### SHORT EXERCISE
Set down, in full, every record in the block.

### TASK MATERIAL
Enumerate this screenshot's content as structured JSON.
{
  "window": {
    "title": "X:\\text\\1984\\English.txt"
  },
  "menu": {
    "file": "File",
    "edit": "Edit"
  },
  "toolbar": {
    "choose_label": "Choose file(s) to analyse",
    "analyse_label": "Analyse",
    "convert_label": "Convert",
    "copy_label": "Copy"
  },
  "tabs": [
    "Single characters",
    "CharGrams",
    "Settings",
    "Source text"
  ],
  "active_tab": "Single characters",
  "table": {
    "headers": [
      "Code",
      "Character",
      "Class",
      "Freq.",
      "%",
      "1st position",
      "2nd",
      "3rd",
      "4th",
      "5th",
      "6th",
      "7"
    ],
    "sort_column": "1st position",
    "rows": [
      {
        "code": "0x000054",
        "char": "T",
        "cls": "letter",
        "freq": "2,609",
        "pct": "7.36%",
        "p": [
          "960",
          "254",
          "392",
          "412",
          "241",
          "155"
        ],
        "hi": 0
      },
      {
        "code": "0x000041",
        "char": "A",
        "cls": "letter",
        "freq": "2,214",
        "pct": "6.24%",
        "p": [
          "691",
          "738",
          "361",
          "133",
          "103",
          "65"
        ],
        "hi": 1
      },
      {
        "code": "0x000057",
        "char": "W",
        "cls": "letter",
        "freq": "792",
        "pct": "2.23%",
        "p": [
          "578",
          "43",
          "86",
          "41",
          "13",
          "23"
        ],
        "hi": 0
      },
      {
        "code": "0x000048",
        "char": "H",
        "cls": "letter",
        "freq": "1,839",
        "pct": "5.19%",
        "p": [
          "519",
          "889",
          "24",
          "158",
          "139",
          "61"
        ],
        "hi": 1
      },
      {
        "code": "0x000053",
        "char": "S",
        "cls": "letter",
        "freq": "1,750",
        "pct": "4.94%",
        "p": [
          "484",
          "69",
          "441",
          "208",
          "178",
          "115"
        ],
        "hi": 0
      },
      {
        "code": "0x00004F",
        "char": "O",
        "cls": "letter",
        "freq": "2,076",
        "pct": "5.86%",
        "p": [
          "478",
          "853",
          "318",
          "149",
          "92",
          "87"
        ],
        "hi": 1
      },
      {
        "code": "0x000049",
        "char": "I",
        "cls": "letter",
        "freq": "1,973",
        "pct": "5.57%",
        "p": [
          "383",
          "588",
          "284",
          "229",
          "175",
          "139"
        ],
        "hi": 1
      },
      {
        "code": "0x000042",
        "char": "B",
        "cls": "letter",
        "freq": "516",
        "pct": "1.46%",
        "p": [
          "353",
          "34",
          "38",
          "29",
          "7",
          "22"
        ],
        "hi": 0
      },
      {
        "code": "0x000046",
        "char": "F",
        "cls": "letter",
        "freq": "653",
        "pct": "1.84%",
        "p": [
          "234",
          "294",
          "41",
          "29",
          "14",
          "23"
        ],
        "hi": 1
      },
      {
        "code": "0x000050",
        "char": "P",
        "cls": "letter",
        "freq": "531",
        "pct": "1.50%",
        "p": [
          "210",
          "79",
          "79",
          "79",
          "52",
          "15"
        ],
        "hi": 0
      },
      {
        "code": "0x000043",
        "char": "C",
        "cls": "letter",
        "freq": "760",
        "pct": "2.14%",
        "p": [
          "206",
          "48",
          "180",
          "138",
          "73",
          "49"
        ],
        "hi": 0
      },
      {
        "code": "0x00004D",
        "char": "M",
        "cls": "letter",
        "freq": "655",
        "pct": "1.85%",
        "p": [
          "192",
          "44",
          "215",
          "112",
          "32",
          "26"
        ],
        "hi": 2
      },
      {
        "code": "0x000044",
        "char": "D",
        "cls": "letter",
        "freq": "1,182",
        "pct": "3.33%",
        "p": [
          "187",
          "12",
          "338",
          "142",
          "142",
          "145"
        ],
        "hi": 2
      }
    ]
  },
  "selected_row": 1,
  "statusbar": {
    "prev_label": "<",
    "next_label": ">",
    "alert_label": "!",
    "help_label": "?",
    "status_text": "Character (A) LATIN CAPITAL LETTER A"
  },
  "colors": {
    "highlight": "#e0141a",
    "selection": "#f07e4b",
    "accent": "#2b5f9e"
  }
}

### TASK RESPONSE
Enumerate this screenshot's content as structured JSON.
{
  "window": {
    "title": "X:\\text\\1984\\English.txt"
  },
  "menu": {
    "file": "File",
    "edit": "Edit"
  },
  "toolbar": {
    "choose_label": "Choose file(s) to analyse",
    "analyse_label": "Analyse",
    "convert_label": "Convert",
    "copy_label": "Copy"
  },
  "tabs": [
    "Single characters",
    "CharGrams",
    "Settings",
    "Source text"
  ],
  "active_tab": "Single characters",
  "table": {
    "headers": [
      "Code",
      "Character",
      "Class",
      "Freq.",
      "%",
      "1st position",
      "2nd",
      "3rd",
      "4th",
      "5th",
      "6th",
      "7"
    ],
    "sort_column": "1st position",
    "rows": [
      {
        "code": "0x000054",
        "char": "T",
        "cls": "letter",
        "freq": "2,609",
        "pct": "7.36%",
        "p": [
          "960",
          "254",
          "392",
          "412",
          "241",
          "155"
        ],
        "hi": 0
      },
      {
        "code": "0x000041",
        "char": "A",
        "cls": "letter",
        "freq": "2,214",
        "pct": "6.24%",
        "p": [
          "691",
          "738",
          "361",
          "133",
          "103",
          "65"
        ],
        "hi": 1
      },
      {
        "code": "0x000057",
        "char": "W",
        "cls": "letter",
        "freq": "792",
        "pct": "2.23%",
        "p": [
          "578",
          "43",
          "86",
          "41",
          "13",
          "23"
        ],
        "hi": 0
      },
      {
        "code": "0x000048",
        "char": "H",
        "cls": "letter",
        "freq": "1,839",
        "pct": "5.19%",
        "p": [
          "519",
          "889",
          "24",
          "158",
          "139",
          "61"
        ],
        "hi": 1
      },
      {
        "code": "0x000053",
        "char": "S",
        "cls": "letter",
        "freq": "1,750",
        "pct": "4.94%",
        "p": [
          "484",
          "69",
          "441",
          "208",
          "178",
          "115"
        ],
        "hi": 0
      },
      {
        "code": "0x00004F",
        "char": "O",
        "cls": "letter",
        "freq": "2,076",
        "pct": "5.86%",
        "p": [
          "478",
          "853",
          "318",
          "149",
          "92",
          "87"
        ],
        "hi": 1
      },
      {
        "code": "0x000049",
        "char": "I",
        "cls": "letter",
        "freq": "1,973",
        "pct": "5.57%",
        "p": [
          "383",
          "588",
          "284",
          "229",
          "175",
          "139"
        ],
        "hi": 1
      },
      {
        "code": "0x000042",
        "char": "B",
        "cls": "letter",
        "freq": "516",
        "pct": "1.46%",
        "p": [
          "353",
          "34",
          "38",
          "29",
          "7",
          "22"
        ],
        "hi": 0
      },
      {
        "code": "0x000046",
        "char": "F",
        "cls": "letter",
        "freq": "653",
        "pct": "1.84%",
        "p": [
          "234",
          "294",
          "41",
          "29",
          "14",
          "23"
        ],
        "hi": 1
      },
      {
        "code": "0x000050",
        "char": "P",
        "cls": "letter",
        "freq": "531",
        "pct": "1.50%",
        "p": [
          "210",
          "79",
          "79",
          "79",
          "52",
          "15"
        ],
        "hi": 0
      },
      {
        "code": "0x000043",
        "char": "C",
        "cls": "letter",
        "freq": "760",
        "pct": "2.14%",
        "p": [
          "206",
          "48",
          "180",
          "138",
          "73",
          "49"
        ],
        "hi": 0
      },
      {
        "code": "0x00004D",
        "char": "M",
        "cls": "letter",
        "freq": "655",
        "pct": "1.85%",
        "p": [
          "192",
          "44",
          "215",
          "112",
          "32",
          "26"
        ],
        "hi": 2
      },
      {
        "code": "0x000044",
        "char": "D",
        "cls": "letter",
        "freq": "1,182",
        "pct": "3.33%",
        "p": [
          "187",
          "12",
          "338",
          "142",
          "142",
          "145"
        ],
        "hi": 2
      }
    ]
  },
  "selected_row": 1,
  "statusbar": {
    "prev_label": "<",
    "next_label": ">",
    "alert_label": "!",
    "help_label": "?",
    "status_text": "Character (A) LATIN CAPITAL LETTER A"
  },
  "colors": {
    "highlight": "#e0141a",
    "selection": "#f07e4b",
    "accent": "#2b5f9e"
  }
}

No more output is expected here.